Rows from a dataset

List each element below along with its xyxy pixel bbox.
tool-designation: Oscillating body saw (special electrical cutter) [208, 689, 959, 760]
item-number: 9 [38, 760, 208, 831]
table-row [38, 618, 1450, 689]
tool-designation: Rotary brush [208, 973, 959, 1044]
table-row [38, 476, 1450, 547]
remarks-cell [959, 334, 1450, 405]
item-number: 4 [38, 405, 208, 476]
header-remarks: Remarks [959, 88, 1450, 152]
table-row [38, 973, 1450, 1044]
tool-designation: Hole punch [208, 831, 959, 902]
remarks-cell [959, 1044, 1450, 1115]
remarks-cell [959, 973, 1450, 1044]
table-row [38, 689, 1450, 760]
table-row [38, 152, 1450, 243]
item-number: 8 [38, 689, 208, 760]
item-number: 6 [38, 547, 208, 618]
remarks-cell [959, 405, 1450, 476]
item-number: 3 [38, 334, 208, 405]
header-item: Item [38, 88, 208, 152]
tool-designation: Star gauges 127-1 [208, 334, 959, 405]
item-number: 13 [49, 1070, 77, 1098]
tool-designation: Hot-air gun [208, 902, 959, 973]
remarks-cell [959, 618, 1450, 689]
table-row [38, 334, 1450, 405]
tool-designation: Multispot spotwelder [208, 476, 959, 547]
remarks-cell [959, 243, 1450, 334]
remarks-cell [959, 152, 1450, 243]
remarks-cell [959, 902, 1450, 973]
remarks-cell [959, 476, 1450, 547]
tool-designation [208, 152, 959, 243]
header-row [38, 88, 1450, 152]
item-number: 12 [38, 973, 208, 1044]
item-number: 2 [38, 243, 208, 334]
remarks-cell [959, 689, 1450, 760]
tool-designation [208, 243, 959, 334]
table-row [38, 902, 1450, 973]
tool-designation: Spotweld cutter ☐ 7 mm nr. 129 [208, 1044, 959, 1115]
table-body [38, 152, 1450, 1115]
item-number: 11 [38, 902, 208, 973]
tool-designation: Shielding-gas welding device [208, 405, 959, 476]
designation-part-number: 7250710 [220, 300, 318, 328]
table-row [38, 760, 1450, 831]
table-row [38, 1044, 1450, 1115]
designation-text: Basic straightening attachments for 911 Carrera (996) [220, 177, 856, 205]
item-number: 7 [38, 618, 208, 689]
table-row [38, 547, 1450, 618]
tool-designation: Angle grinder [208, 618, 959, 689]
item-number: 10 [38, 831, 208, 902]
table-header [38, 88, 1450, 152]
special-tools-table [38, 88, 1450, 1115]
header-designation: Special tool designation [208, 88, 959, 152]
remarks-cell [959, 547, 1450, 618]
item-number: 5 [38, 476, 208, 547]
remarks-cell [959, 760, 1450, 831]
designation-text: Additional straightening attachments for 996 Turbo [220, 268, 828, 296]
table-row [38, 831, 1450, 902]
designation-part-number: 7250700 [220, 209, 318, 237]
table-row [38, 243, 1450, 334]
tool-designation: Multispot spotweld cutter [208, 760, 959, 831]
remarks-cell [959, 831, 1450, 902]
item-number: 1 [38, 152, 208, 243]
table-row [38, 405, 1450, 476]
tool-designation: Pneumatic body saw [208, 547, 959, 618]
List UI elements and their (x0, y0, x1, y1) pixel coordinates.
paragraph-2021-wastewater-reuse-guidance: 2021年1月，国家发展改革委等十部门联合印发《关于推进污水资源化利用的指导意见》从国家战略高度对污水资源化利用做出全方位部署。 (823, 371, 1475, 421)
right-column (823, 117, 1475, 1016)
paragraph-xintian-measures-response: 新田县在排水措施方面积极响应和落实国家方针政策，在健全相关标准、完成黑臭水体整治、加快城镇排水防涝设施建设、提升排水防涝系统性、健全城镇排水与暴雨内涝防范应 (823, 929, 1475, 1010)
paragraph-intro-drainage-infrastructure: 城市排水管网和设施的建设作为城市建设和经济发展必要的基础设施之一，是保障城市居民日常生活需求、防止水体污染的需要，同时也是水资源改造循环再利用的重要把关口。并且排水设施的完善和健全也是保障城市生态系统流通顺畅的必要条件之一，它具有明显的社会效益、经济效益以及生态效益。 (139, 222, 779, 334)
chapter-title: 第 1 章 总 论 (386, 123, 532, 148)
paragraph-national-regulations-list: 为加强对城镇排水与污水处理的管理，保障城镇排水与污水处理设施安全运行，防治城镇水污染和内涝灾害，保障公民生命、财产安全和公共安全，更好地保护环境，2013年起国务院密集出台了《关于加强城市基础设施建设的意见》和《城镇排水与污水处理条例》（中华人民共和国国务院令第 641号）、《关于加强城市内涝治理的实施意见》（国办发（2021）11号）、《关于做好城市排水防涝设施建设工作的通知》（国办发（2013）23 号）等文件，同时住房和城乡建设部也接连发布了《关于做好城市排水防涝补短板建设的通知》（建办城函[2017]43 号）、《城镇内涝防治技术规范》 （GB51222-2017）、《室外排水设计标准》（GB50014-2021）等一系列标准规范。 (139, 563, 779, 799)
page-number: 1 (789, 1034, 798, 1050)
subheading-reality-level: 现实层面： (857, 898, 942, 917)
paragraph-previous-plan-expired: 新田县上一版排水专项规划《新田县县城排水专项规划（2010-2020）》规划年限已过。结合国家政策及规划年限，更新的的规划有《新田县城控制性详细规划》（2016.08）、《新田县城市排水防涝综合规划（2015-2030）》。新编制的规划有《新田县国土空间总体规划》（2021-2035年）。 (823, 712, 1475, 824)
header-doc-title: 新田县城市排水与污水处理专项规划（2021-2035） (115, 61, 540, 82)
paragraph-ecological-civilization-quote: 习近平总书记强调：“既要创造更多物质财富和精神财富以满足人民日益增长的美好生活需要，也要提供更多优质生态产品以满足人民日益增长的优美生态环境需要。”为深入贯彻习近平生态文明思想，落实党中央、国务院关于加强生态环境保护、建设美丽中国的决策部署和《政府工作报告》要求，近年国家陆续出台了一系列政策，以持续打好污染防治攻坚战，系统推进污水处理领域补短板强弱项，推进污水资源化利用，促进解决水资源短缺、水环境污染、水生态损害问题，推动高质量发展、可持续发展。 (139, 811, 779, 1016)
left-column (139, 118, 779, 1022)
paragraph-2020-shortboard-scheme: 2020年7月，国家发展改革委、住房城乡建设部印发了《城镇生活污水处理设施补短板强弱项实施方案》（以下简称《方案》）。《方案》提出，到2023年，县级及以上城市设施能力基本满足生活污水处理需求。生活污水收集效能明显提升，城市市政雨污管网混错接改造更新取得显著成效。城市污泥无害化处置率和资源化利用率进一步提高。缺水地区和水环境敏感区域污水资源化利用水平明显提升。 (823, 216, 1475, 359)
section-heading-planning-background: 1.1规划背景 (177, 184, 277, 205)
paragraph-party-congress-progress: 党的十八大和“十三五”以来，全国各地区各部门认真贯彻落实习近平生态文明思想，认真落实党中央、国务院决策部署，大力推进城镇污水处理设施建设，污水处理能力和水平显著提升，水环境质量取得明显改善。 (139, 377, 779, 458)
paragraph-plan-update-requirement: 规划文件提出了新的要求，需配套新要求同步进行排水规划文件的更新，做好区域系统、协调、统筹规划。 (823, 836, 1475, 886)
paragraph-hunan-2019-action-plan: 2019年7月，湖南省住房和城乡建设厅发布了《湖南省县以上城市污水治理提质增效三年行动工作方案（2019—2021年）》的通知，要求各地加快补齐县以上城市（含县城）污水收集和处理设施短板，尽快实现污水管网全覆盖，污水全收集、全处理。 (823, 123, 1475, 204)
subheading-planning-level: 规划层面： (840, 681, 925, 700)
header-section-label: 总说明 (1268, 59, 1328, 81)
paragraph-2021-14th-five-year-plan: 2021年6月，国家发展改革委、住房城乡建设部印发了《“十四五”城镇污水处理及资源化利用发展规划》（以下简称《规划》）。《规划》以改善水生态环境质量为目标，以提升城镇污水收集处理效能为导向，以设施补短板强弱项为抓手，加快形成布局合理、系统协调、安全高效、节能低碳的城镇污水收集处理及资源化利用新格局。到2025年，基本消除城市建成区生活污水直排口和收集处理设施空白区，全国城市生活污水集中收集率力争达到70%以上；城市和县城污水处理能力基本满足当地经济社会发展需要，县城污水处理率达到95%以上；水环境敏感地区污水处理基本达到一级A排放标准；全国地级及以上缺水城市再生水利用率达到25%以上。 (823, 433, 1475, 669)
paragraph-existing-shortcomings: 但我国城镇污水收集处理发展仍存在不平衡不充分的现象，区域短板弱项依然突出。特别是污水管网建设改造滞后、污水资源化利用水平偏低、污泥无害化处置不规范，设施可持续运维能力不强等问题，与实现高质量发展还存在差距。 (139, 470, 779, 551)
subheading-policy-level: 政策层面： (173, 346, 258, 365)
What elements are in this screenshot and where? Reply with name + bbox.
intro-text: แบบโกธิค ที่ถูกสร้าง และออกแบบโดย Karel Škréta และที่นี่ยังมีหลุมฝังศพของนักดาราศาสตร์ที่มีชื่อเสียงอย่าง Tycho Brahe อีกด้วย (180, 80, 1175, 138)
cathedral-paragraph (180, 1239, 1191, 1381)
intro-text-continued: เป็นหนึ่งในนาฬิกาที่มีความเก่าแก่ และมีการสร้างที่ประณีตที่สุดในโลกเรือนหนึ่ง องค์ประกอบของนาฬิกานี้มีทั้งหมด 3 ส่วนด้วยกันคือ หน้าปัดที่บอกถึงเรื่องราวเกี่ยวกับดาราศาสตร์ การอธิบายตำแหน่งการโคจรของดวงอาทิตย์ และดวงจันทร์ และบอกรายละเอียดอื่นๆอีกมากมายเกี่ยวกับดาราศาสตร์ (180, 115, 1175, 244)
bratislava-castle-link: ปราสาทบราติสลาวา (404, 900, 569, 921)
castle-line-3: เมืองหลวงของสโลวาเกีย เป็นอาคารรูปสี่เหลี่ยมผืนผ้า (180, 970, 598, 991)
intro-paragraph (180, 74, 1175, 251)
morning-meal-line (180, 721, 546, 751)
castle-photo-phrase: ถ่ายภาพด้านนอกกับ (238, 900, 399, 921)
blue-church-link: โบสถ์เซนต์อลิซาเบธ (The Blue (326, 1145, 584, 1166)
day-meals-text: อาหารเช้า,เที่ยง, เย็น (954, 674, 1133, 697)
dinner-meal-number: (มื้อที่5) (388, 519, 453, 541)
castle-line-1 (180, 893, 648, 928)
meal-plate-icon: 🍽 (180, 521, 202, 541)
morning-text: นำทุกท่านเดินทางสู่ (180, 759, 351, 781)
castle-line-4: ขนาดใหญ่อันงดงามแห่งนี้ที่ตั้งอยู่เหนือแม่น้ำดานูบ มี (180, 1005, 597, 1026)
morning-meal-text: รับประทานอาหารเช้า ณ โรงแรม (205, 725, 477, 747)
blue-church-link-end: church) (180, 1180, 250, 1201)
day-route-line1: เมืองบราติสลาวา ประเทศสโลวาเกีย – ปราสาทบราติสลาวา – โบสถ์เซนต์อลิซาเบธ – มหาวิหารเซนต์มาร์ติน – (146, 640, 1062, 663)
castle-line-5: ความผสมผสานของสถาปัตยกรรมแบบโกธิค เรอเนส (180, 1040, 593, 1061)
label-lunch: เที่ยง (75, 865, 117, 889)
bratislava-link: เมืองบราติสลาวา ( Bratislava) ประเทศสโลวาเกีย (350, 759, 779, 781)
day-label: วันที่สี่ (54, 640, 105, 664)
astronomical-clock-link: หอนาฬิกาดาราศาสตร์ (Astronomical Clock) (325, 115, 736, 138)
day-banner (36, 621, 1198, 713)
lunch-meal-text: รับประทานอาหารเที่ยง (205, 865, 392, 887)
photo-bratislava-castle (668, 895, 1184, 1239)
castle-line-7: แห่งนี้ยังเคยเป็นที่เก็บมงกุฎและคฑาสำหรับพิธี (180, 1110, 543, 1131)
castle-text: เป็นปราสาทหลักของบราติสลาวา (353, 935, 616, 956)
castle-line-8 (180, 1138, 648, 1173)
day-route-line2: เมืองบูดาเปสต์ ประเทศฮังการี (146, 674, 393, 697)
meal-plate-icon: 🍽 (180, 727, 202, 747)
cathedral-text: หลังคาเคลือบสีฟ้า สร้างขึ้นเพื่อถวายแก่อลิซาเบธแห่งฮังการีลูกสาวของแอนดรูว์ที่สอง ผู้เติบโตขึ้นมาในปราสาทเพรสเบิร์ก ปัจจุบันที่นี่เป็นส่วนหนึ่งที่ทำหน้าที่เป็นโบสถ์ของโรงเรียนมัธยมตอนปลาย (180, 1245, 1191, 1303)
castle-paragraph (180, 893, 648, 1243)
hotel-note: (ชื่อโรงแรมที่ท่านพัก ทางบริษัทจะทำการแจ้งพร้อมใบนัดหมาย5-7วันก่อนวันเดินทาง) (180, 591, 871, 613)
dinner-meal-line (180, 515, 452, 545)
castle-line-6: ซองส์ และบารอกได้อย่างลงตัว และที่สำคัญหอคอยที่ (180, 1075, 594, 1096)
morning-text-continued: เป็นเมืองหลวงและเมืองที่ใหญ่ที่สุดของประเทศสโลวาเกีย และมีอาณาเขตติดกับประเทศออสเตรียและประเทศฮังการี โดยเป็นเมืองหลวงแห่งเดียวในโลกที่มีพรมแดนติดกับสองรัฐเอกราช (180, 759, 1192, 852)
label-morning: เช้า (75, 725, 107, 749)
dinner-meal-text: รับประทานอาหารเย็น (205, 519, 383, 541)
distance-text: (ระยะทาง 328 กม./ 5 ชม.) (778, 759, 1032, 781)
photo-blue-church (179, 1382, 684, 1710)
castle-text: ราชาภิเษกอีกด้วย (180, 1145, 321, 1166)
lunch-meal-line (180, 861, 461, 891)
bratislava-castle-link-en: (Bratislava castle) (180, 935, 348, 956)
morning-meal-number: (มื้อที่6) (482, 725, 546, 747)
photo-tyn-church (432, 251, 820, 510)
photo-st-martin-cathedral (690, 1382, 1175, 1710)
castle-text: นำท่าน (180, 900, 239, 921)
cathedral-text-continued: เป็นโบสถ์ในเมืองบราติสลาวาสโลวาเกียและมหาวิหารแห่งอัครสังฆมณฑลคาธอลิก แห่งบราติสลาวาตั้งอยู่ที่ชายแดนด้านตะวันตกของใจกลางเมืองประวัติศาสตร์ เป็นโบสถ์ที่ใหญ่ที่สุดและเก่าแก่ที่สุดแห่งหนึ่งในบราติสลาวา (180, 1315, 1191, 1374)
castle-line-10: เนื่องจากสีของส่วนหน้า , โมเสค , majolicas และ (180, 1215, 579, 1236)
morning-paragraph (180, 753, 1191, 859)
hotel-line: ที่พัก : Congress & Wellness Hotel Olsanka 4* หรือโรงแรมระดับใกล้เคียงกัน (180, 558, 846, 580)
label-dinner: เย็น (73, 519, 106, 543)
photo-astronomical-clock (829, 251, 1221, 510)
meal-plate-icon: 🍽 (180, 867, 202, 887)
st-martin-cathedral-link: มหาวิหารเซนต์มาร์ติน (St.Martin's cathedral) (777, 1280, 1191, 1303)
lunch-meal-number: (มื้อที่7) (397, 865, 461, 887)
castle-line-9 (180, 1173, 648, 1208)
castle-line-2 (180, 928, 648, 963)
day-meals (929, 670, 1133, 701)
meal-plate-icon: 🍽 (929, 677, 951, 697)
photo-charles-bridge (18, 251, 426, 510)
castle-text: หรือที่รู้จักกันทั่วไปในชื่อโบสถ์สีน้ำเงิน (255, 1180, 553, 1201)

Instruction
Update the items from the start through the line containing "header-designation: Special tool" by replacing "remarks-cell" with "notes-cell" wherever it appears. Leave every other part of those lines unchanged.

Solution to the problem
List each element below along with its xyxy pixel bbox.
tool-designation: Oscillating body saw (special electrical cutter) [208, 689, 959, 760]
item-number: 9 [38, 760, 208, 831]
table-row [38, 618, 1450, 689]
tool-designation: Rotary brush [208, 973, 959, 1044]
table-row [38, 476, 1450, 547]
notes-cell [959, 334, 1450, 405]
item-number: 4 [38, 405, 208, 476]
header-remarks: Remarks [959, 88, 1450, 152]
table-row [38, 973, 1450, 1044]
tool-designation: Hole punch [208, 831, 959, 902]
notes-cell [959, 1044, 1450, 1115]
notes-cell [959, 973, 1450, 1044]
table-row [38, 689, 1450, 760]
table-row [38, 152, 1450, 243]
item-number: 8 [38, 689, 208, 760]
item-number: 6 [38, 547, 208, 618]
notes-cell [959, 405, 1450, 476]
item-number: 3 [38, 334, 208, 405]
header-item: Item [38, 88, 208, 152]
tool-designation: Star gauges 127-1 [208, 334, 959, 405]
item-number: 13 [49, 1070, 77, 1098]
tool-designation: Hot-air gun [208, 902, 959, 973]
notes-cell [959, 618, 1450, 689]
table-row [38, 334, 1450, 405]
tool-designation: Multispot spotwelder [208, 476, 959, 547]
notes-cell [959, 243, 1450, 334]
notes-cell [959, 152, 1450, 243]
notes-cell [959, 902, 1450, 973]
notes-cell [959, 476, 1450, 547]
tool-designation [208, 152, 959, 243]
header-row [38, 88, 1450, 152]
item-number: 12 [38, 973, 208, 1044]
item-number: 2 [38, 243, 208, 334]
notes-cell [959, 689, 1450, 760]
tool-designation [208, 243, 959, 334]
table-row [38, 902, 1450, 973]
tool-designation: Spotweld cutter ☐ 7 mm nr. 129 [208, 1044, 959, 1115]
table-body [38, 152, 1450, 1115]
item-number: 11 [38, 902, 208, 973]
tool-designation: Shielding-gas welding device [208, 405, 959, 476]
designation-part-number: 7250710 [220, 300, 318, 328]
table-row [38, 760, 1450, 831]
table-row [38, 1044, 1450, 1115]
designation-text: Basic straightening attachments for 911 Carrera (996) [220, 177, 856, 205]
item-number: 7 [38, 618, 208, 689]
table-row [38, 547, 1450, 618]
tool-designation: Angle grinder [208, 618, 959, 689]
item-number: 10 [38, 831, 208, 902]
table-header [38, 88, 1450, 152]
special-tools-table [38, 88, 1450, 1115]
header-designation: Special tool designation [208, 88, 959, 152]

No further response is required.